Exercise goal: Send back all the data below, exactly as given.

** start **

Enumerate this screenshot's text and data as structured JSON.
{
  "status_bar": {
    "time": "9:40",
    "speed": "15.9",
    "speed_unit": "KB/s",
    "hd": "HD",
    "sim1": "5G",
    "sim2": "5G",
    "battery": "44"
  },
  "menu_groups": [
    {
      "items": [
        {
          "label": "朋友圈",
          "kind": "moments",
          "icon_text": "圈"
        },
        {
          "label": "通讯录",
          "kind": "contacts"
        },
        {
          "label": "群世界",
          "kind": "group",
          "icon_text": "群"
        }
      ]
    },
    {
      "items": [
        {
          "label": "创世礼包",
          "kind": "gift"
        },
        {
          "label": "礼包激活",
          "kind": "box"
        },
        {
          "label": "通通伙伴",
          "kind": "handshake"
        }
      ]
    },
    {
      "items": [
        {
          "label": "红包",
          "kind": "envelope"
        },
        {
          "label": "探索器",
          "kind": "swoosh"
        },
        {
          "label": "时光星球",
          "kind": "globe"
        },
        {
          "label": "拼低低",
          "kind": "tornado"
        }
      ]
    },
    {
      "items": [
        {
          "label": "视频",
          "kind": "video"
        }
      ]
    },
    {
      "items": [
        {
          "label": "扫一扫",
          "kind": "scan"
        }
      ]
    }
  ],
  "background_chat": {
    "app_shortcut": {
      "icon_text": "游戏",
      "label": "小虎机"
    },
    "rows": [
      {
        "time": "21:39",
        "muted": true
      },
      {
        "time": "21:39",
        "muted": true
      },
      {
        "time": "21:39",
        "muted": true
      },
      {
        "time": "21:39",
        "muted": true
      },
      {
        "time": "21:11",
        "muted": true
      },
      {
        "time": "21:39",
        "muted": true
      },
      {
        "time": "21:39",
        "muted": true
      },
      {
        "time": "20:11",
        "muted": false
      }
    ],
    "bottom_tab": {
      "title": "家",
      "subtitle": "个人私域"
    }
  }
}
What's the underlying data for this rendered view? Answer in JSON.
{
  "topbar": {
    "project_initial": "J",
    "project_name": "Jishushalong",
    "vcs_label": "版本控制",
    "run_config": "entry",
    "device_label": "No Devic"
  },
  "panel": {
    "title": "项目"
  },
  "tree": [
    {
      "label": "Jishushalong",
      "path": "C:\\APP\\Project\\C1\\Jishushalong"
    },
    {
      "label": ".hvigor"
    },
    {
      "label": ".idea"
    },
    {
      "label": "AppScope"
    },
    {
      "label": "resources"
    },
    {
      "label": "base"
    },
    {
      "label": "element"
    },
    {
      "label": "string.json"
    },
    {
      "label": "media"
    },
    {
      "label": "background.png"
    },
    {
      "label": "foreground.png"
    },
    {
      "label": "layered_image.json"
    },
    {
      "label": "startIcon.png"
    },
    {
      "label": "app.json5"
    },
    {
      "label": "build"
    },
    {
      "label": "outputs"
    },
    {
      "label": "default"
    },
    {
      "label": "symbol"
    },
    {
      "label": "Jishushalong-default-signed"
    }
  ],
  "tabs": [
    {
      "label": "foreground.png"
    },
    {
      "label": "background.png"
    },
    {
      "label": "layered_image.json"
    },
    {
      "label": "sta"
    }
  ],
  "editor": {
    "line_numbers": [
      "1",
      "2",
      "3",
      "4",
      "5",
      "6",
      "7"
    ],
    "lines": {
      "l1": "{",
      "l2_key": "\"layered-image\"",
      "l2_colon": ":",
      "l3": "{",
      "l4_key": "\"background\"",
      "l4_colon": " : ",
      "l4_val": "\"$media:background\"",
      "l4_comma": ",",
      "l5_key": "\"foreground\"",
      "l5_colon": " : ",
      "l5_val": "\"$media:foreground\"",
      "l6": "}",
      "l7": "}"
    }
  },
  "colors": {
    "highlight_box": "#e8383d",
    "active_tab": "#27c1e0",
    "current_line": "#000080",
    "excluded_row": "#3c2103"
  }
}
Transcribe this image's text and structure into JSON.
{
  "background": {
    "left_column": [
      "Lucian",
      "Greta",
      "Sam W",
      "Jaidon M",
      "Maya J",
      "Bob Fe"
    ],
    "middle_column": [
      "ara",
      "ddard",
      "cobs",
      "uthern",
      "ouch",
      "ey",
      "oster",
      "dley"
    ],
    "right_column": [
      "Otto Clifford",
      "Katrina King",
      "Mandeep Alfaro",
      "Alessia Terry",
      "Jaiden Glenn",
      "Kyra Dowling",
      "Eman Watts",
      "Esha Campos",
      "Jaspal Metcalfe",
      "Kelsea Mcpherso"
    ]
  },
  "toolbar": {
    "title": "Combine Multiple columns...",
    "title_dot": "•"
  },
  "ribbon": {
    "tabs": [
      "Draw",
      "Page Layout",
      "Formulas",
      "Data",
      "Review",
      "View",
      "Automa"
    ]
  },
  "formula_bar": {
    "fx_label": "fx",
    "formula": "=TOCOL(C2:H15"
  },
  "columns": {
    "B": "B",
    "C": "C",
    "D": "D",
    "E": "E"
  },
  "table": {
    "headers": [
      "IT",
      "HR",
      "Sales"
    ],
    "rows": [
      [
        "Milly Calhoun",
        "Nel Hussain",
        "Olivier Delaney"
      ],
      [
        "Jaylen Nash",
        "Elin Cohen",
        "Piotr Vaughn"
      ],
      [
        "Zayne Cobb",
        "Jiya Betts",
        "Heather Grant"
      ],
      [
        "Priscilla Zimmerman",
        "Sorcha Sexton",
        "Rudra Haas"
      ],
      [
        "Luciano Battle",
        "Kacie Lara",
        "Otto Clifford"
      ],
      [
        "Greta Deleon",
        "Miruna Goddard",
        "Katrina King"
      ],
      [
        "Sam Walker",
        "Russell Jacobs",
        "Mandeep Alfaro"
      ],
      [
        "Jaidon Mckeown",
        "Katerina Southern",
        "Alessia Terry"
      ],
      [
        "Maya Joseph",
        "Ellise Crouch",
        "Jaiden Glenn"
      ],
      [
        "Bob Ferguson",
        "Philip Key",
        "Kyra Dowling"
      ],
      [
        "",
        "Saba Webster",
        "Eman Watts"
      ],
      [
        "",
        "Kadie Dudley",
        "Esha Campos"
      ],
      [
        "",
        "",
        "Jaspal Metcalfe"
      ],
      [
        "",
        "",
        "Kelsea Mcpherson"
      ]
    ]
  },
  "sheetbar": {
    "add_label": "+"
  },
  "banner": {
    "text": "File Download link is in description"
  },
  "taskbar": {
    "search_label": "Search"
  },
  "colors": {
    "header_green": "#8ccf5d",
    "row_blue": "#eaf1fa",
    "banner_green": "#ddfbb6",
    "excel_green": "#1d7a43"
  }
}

** end **

Solution to the problem:
Enumerate this screenshot's text and data as structured JSON.
{
  "status_bar": {
    "time": "9:40",
    "speed": "15.9",
    "speed_unit": "KB/s",
    "hd": "HD",
    "sim1": "5G",
    "sim2": "5G",
    "battery": "44"
  },
  "menu_groups": [
    {
      "items": [
        {
          "label": "朋友圈",
          "kind": "moments",
          "icon_text": "圈"
        },
        {
          "label": "通讯录",
          "kind": "contacts"
        },
        {
          "label": "群世界",
          "kind": "group",
          "icon_text": "群"
        }
      ]
    },
    {
      "items": [
        {
          "label": "创世礼包",
          "kind": "gift"
        },
        {
          "label": "礼包激活",
          "kind": "box"
        },
        {
          "label": "通通伙伴",
          "kind": "handshake"
        }
      ]
    },
    {
      "items": [
        {
          "label": "红包",
          "kind": "envelope"
        },
        {
          "label": "探索器",
          "kind": "swoosh"
        },
        {
          "label": "时光星球",
          "kind": "globe"
        },
        {
          "label": "拼低低",
          "kind": "tornado"
        }
      ]
    },
    {
      "items": [
        {
          "label": "视频",
          "kind": "video"
        }
      ]
    },
    {
      "items": [
        {
          "label": "扫一扫",
          "kind": "scan"
        }
      ]
    }
  ],
  "background_chat": {
    "app_shortcut": {
      "icon_text": "游戏",
      "label": "小虎机"
    },
    "rows": [
      {
        "time": "21:39",
        "muted": true
      },
      {
        "time": "21:39",
        "muted": true
      },
      {
        "time": "21:39",
        "muted": true
      },
      {
        "time": "21:39",
        "muted": true
      },
      {
        "time": "21:11",
        "muted": true
      },
      {
        "time": "21:39",
        "muted": true
      },
      {
        "time": "21:39",
        "muted": true
      },
      {
        "time": "20:11",
        "muted": false
      }
    ],
    "bottom_tab": {
      "title": "家",
      "subtitle": "个人私域"
    }
  }
}
What's the underlying data for this rendered view? Answer in JSON.
{
  "topbar": {
    "project_initial": "J",
    "project_name": "Jishushalong",
    "vcs_label": "版本控制",
    "run_config": "entry",
    "device_label": "No Devic"
  },
  "panel": {
    "title": "项目"
  },
  "tree": [
    {
      "label": "Jishushalong",
      "path": "C:\\APP\\Project\\C1\\Jishushalong"
    },
    {
      "label": ".hvigor"
    },
    {
      "label": ".idea"
    },
    {
      "label": "AppScope"
    },
    {
      "label": "resources"
    },
    {
      "label": "base"
    },
    {
      "label": "element"
    },
    {
      "label": "string.json"
    },
    {
      "label": "media"
    },
    {
      "label": "background.png"
    },
    {
      "label": "foreground.png"
    },
    {
      "label": "layered_image.json"
    },
    {
      "label": "startIcon.png"
    },
    {
      "label": "app.json5"
    },
    {
      "label": "build"
    },
    {
      "label": "outputs"
    },
    {
      "label": "default"
    },
    {
      "label": "symbol"
    },
    {
      "label": "Jishushalong-default-signed"
    }
  ],
  "tabs": [
    {
      "label": "foreground.png"
    },
    {
      "label": "background.png"
    },
    {
      "label": "layered_image.json"
    },
    {
      "label": "sta"
    }
  ],
  "editor": {
    "line_numbers": [
      "1",
      "2",
      "3",
      "4",
      "5",
      "6",
      "7"
    ],
    "lines": {
      "l1": "{",
      "l2_key": "\"layered-image\"",
      "l2_colon": ":",
      "l3": "{",
      "l4_key": "\"background\"",
      "l4_colon": " : ",
      "l4_val": "\"$media:background\"",
      "l4_comma": ",",
      "l5_key": "\"foreground\"",
      "l5_colon": " : ",
      "l5_val": "\"$media:foreground\"",
      "l6": "}",
      "l7": "}"
    }
  },
  "colors": {
    "highlight_box": "#e8383d",
    "active_tab": "#27c1e0",
    "current_line": "#000080",
    "excluded_row": "#3c2103"
  }
}
Transcribe this image's text and structure into JSON.
{
  "background": {
    "left_column": [
      "Lucian",
      "Greta",
      "Sam W",
      "Jaidon M",
      "Maya J",
      "Bob Fe"
    ],
    "middle_column": [
      "ara",
      "ddard",
      "cobs",
      "uthern",
      "ouch",
      "ey",
      "oster",
      "dley"
    ],
    "right_column": [
      "Otto Clifford",
      "Katrina King",
      "Mandeep Alfaro",
      "Alessia Terry",
      "Jaiden Glenn",
      "Kyra Dowling",
      "Eman Watts",
      "Esha Campos",
      "Jaspal Metcalfe",
      "Kelsea Mcpherso"
    ]
  },
  "toolbar": {
    "title": "Combine Multiple columns...",
    "title_dot": "•"
  },
  "ribbon": {
    "tabs": [
      "Draw",
      "Page Layout",
      "Formulas",
      "Data",
      "Review",
      "View",
      "Automa"
    ]
  },
  "formula_bar": {
    "fx_label": "fx",
    "formula": "=TOCOL(C2:H15"
  },
  "columns": {
    "B": "B",
    "C": "C",
    "D": "D",
    "E": "E"
  },
  "table": {
    "headers": [
      "IT",
      "HR",
      "Sales"
    ],
    "rows": [
      [
        "Milly Calhoun",
        "Nel Hussain",
        "Olivier Delaney"
      ],
      [
        "Jaylen Nash",
        "Elin Cohen",
        "Piotr Vaughn"
      ],
      [
        "Zayne Cobb",
        "Jiya Betts",
        "Heather Grant"
      ],
      [
        "Priscilla Zimmerman",
        "Sorcha Sexton",
        "Rudra Haas"
      ],
      [
        "Luciano Battle",
        "Kacie Lara",
        "Otto Clifford"
      ],
      [
        "Greta Deleon",
        "Miruna Goddard",
        "Katrina King"
      ],
      [
        "Sam Walker",
        "Russell Jacobs",
        "Mandeep Alfaro"
      ],
      [
        "Jaidon Mckeown",
        "Katerina Southern",
        "Alessia Terry"
      ],
      [
        "Maya Joseph",
        "Ellise Crouch",
        "Jaiden Glenn"
      ],
      [
        "Bob Ferguson",
        "Philip Key",
        "Kyra Dowling"
      ],
      [
        "",
        "Saba Webster",
        "Eman Watts"
      ],
      [
        "",
        "Kadie Dudley",
        "Esha Campos"
      ],
      [
        "",
        "",
        "Jaspal Metcalfe"
      ],
      [
        "",
        "",
        "Kelsea Mcpherson"
      ]
    ]
  },
  "sheetbar": {
    "add_label": "+"
  },
  "banner": {
    "text": "File Download link is in description"
  },
  "taskbar": {
    "search_label": "Search"
  },
  "colors": {
    "header_green": "#8ccf5d",
    "row_blue": "#eaf1fa",
    "banner_green": "#ddfbb6",
    "excel_green": "#1d7a43"
  }
}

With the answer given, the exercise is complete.